# [Goal]
Change every "legend-entry" in the rows below to "legend-item", and write the rows out again with nothing else changed. Leave the pictures out of your answer.
....................
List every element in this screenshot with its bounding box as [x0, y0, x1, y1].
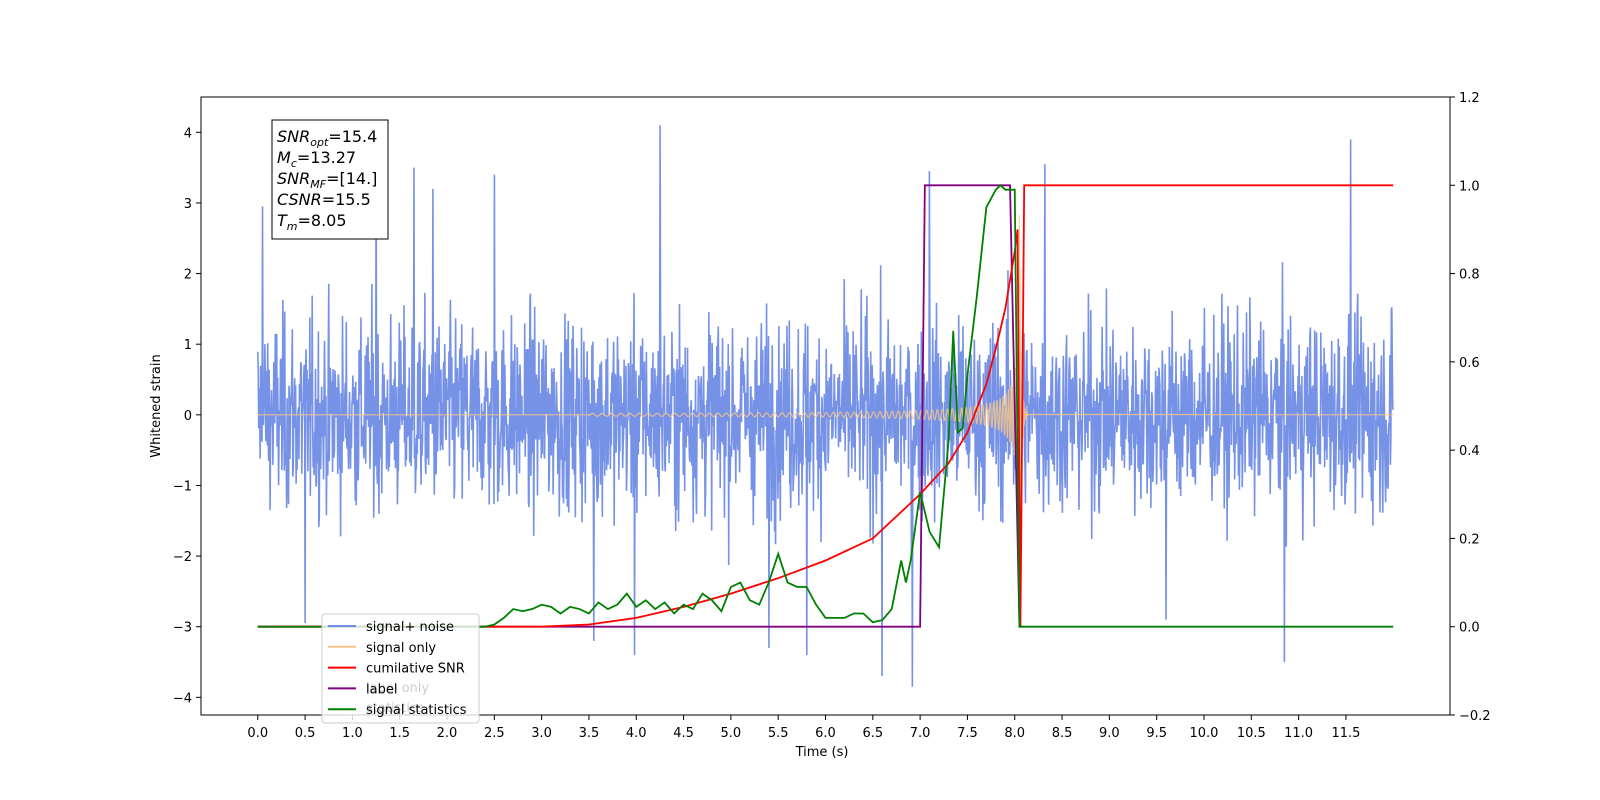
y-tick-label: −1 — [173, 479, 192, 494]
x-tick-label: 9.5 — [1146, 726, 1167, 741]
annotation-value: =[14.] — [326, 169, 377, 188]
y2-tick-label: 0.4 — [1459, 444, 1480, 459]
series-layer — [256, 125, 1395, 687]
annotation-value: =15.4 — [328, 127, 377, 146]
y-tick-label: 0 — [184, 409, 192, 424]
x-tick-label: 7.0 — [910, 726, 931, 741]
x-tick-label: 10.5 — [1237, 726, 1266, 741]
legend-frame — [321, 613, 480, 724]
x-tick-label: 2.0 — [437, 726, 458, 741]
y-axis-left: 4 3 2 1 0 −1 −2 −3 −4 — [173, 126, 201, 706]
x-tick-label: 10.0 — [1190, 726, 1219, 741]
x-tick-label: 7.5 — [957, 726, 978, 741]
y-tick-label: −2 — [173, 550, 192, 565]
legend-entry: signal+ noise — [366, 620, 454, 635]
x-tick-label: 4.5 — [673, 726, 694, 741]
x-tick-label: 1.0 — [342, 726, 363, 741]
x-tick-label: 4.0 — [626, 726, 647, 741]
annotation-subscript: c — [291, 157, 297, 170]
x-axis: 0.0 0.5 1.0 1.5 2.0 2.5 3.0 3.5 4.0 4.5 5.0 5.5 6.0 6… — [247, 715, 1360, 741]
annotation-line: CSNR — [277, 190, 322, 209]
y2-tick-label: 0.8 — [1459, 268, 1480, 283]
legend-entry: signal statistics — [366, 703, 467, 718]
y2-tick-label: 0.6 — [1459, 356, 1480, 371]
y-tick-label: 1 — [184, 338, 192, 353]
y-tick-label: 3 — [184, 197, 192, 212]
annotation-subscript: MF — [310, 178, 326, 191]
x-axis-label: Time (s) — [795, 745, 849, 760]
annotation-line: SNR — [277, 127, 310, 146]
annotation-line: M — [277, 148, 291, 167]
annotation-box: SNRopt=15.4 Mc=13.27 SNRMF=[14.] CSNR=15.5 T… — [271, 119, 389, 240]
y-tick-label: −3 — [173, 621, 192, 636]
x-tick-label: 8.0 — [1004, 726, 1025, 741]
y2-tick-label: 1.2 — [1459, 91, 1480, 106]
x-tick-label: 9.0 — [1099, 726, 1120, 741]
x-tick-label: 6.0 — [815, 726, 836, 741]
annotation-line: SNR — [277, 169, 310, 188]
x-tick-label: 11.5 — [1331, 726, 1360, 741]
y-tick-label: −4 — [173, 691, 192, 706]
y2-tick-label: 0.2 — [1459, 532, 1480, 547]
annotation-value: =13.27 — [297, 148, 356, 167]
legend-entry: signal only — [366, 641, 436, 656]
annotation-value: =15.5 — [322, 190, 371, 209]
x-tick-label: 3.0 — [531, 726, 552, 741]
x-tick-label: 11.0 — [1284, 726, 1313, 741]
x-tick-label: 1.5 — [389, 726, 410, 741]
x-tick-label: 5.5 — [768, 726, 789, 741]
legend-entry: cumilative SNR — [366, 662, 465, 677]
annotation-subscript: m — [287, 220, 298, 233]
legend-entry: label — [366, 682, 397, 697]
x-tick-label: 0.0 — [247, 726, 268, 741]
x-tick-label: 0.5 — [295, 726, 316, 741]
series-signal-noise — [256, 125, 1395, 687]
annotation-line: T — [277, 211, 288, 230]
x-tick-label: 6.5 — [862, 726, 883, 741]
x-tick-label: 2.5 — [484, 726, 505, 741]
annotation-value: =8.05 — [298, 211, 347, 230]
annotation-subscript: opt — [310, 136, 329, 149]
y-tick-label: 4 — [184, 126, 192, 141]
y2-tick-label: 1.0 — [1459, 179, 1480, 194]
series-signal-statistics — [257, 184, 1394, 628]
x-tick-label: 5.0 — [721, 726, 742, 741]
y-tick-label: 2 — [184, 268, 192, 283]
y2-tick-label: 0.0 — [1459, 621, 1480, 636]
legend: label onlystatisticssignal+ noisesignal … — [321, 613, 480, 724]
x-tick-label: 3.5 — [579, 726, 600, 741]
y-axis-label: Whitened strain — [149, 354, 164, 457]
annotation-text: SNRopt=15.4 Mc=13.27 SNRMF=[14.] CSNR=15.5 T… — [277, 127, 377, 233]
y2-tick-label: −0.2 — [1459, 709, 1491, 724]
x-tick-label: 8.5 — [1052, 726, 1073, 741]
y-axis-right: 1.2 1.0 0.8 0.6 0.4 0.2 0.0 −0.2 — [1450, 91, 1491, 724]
....................
# [Correct output]
List every element in this screenshot with its bounding box as [x0, y0, x1, y1].
y-tick-label: −1 — [173, 479, 192, 494]
x-tick-label: 9.5 — [1146, 726, 1167, 741]
annotation-value: =[14.] — [326, 169, 377, 188]
y2-tick-label: 0.4 — [1459, 444, 1480, 459]
series-layer — [256, 125, 1395, 687]
annotation-value: =15.4 — [328, 127, 377, 146]
y-tick-label: 0 — [184, 409, 192, 424]
x-tick-label: 7.0 — [910, 726, 931, 741]
x-tick-label: 10.5 — [1237, 726, 1266, 741]
legend-frame — [321, 613, 480, 724]
x-tick-label: 2.0 — [437, 726, 458, 741]
y-axis-left: 4 3 2 1 0 −1 −2 −3 −4 — [173, 126, 201, 706]
x-tick-label: 10.0 — [1190, 726, 1219, 741]
x-tick-label: 7.5 — [957, 726, 978, 741]
y-tick-label: −2 — [173, 550, 192, 565]
legend-item: signal+ noise — [366, 620, 454, 635]
x-tick-label: 4.5 — [673, 726, 694, 741]
x-tick-label: 1.0 — [342, 726, 363, 741]
x-tick-label: 4.0 — [626, 726, 647, 741]
annotation-subscript: c — [291, 157, 297, 170]
x-axis: 0.0 0.5 1.0 1.5 2.0 2.5 3.0 3.5 4.0 4.5 5.0 5.5 6.0 6… — [247, 715, 1360, 741]
annotation-line: CSNR — [277, 190, 322, 209]
y2-tick-label: 0.8 — [1459, 268, 1480, 283]
legend-item: signal statistics — [366, 703, 467, 718]
y2-tick-label: 0.6 — [1459, 356, 1480, 371]
y-tick-label: 1 — [184, 338, 192, 353]
y-tick-label: 3 — [184, 197, 192, 212]
annotation-subscript: MF — [310, 178, 326, 191]
x-axis-label: Time (s) — [795, 745, 849, 760]
annotation-line: SNR — [277, 127, 310, 146]
annotation-line: M — [277, 148, 291, 167]
annotation-box: SNRopt=15.4 Mc=13.27 SNRMF=[14.] CSNR=15.5 T… — [271, 119, 389, 240]
y-tick-label: −3 — [173, 621, 192, 636]
x-tick-label: 8.0 — [1004, 726, 1025, 741]
y2-tick-label: 1.2 — [1459, 91, 1480, 106]
x-tick-label: 9.0 — [1099, 726, 1120, 741]
x-tick-label: 6.0 — [815, 726, 836, 741]
annotation-line: SNR — [277, 169, 310, 188]
x-tick-label: 11.5 — [1331, 726, 1360, 741]
y-tick-label: −4 — [173, 691, 192, 706]
y2-tick-label: 0.2 — [1459, 532, 1480, 547]
annotation-value: =13.27 — [297, 148, 356, 167]
legend-item: signal only — [366, 641, 436, 656]
annotation-value: =15.5 — [322, 190, 371, 209]
x-tick-label: 3.0 — [531, 726, 552, 741]
x-tick-label: 11.0 — [1284, 726, 1313, 741]
x-tick-label: 1.5 — [389, 726, 410, 741]
x-tick-label: 5.5 — [768, 726, 789, 741]
legend-item: cumilative SNR — [366, 662, 465, 677]
annotation-subscript: m — [287, 220, 298, 233]
legend-item: label — [366, 682, 397, 697]
x-tick-label: 0.0 — [247, 726, 268, 741]
x-tick-label: 0.5 — [295, 726, 316, 741]
series-signal-noise — [256, 125, 1395, 687]
annotation-line: T — [277, 211, 288, 230]
x-tick-label: 6.5 — [862, 726, 883, 741]
x-tick-label: 2.5 — [484, 726, 505, 741]
annotation-value: =8.05 — [298, 211, 347, 230]
annotation-subscript: opt — [310, 136, 329, 149]
y-tick-label: 4 — [184, 126, 192, 141]
y2-tick-label: 1.0 — [1459, 179, 1480, 194]
series-signal-statistics — [257, 184, 1394, 628]
x-tick-label: 5.0 — [721, 726, 742, 741]
y-tick-label: 2 — [184, 268, 192, 283]
y2-tick-label: 0.0 — [1459, 621, 1480, 636]
legend: label onlystatisticssignal+ noisesignal … — [321, 613, 480, 724]
x-tick-label: 3.5 — [579, 726, 600, 741]
y-axis-label: Whitened strain — [149, 354, 164, 457]
annotation-text: SNRopt=15.4 Mc=13.27 SNRMF=[14.] CSNR=15.5 T… — [277, 127, 377, 233]
y2-tick-label: −0.2 — [1459, 709, 1491, 724]
x-tick-label: 8.5 — [1052, 726, 1073, 741]
y-axis-right: 1.2 1.0 0.8 0.6 0.4 0.2 0.0 −0.2 — [1450, 91, 1491, 724]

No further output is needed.